'''

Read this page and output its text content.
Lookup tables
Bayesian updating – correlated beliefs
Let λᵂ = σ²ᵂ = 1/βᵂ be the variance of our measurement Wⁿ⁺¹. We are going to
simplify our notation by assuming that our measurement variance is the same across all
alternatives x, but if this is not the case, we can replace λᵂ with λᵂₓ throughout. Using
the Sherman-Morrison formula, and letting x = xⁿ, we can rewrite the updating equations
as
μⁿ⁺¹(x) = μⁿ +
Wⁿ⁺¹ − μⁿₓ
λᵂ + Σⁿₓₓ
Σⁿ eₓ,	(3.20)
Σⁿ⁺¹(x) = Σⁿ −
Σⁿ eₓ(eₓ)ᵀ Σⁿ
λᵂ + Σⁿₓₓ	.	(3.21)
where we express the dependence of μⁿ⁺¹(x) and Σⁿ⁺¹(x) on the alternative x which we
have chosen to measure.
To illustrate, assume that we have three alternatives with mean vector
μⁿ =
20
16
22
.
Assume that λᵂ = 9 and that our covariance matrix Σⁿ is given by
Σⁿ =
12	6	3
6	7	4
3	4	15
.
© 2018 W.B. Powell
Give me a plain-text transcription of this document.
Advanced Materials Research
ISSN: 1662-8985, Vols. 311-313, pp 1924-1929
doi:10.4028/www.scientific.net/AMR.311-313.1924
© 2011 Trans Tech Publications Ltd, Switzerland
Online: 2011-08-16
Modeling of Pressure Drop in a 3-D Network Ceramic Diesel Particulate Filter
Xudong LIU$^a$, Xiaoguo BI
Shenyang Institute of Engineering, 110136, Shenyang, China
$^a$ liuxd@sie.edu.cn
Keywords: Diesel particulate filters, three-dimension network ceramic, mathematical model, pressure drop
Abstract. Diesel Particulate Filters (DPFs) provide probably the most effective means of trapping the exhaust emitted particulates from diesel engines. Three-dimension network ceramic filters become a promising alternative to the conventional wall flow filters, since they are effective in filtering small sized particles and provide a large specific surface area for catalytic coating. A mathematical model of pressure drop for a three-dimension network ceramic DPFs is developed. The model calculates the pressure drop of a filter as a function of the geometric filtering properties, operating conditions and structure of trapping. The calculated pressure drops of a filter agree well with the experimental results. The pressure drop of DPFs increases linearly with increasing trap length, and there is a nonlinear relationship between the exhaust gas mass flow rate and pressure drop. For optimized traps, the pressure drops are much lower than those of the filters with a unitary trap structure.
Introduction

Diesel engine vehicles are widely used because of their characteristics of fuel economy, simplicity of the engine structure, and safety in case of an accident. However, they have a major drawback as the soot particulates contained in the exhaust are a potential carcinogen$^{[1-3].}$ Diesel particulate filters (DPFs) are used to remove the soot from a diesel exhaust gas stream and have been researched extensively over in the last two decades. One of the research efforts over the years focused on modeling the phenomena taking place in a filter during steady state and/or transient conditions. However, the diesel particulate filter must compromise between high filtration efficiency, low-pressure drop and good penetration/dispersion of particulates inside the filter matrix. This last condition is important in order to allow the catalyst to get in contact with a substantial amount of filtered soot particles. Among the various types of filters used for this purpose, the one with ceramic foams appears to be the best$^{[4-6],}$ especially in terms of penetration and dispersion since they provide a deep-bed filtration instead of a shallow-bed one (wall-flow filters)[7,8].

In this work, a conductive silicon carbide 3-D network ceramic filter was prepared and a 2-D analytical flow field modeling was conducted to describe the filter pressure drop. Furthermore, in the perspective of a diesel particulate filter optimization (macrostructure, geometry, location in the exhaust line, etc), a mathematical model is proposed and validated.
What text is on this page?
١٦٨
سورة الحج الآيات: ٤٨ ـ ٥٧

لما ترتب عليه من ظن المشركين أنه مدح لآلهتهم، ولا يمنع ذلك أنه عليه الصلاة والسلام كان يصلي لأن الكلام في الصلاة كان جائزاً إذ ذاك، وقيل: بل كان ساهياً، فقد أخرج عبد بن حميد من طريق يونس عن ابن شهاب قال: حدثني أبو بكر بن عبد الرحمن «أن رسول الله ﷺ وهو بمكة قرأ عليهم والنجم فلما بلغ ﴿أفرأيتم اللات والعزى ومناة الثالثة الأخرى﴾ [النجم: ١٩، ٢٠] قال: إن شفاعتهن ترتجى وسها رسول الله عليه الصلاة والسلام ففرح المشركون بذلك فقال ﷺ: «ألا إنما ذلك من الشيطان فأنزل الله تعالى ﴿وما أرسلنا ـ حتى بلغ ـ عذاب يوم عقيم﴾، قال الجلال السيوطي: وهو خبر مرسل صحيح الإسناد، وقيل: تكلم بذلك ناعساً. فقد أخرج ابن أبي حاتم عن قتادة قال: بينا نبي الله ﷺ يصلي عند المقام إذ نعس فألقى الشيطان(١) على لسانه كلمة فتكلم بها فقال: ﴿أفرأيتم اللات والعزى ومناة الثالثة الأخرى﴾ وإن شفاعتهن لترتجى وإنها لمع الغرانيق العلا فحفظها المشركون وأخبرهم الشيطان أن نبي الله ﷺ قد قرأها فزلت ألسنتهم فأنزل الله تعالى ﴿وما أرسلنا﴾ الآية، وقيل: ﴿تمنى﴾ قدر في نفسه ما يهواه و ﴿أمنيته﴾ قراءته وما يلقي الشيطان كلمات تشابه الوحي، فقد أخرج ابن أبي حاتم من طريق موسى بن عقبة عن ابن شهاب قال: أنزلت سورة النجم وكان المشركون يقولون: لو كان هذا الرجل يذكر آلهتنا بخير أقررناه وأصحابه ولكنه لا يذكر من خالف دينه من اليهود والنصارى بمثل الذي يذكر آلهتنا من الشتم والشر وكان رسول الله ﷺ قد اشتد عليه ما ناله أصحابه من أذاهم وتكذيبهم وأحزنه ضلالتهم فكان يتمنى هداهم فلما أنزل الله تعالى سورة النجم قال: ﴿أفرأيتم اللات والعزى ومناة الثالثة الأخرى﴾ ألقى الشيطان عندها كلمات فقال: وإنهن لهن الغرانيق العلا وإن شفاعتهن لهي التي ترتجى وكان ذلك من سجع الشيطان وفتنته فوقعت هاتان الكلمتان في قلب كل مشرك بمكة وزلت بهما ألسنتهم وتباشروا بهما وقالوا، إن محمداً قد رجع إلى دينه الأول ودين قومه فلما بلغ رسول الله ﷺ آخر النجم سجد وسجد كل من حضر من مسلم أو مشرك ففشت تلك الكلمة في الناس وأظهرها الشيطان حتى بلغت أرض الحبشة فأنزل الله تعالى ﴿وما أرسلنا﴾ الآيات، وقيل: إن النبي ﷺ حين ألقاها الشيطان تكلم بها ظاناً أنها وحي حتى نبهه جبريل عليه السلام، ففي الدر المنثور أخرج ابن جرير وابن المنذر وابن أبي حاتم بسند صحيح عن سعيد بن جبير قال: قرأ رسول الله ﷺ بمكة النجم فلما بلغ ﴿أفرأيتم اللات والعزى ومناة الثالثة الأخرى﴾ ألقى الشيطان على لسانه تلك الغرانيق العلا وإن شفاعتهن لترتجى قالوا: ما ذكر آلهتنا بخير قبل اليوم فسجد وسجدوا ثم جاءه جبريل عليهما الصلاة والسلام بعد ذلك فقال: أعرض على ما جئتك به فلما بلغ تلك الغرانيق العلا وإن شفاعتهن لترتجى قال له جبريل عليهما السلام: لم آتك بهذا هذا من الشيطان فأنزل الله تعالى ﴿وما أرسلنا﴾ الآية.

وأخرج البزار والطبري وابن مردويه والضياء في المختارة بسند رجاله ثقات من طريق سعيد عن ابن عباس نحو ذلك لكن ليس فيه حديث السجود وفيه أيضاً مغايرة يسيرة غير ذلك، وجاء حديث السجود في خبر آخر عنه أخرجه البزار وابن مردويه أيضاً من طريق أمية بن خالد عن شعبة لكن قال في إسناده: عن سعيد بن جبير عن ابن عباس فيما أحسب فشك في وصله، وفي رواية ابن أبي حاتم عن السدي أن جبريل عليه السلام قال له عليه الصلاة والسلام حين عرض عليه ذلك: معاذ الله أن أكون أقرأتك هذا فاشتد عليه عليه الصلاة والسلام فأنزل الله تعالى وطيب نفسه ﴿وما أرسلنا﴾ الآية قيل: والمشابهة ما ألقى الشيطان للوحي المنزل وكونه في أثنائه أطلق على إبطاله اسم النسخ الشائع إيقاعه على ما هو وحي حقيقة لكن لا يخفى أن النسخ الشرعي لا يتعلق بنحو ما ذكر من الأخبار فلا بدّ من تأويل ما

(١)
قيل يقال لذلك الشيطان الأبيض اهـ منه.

'''

Identify and extract each line of the listing that contains "text".

Read this page and output its text content.
Give me a plain-text transcription of this document.
What text is on this page?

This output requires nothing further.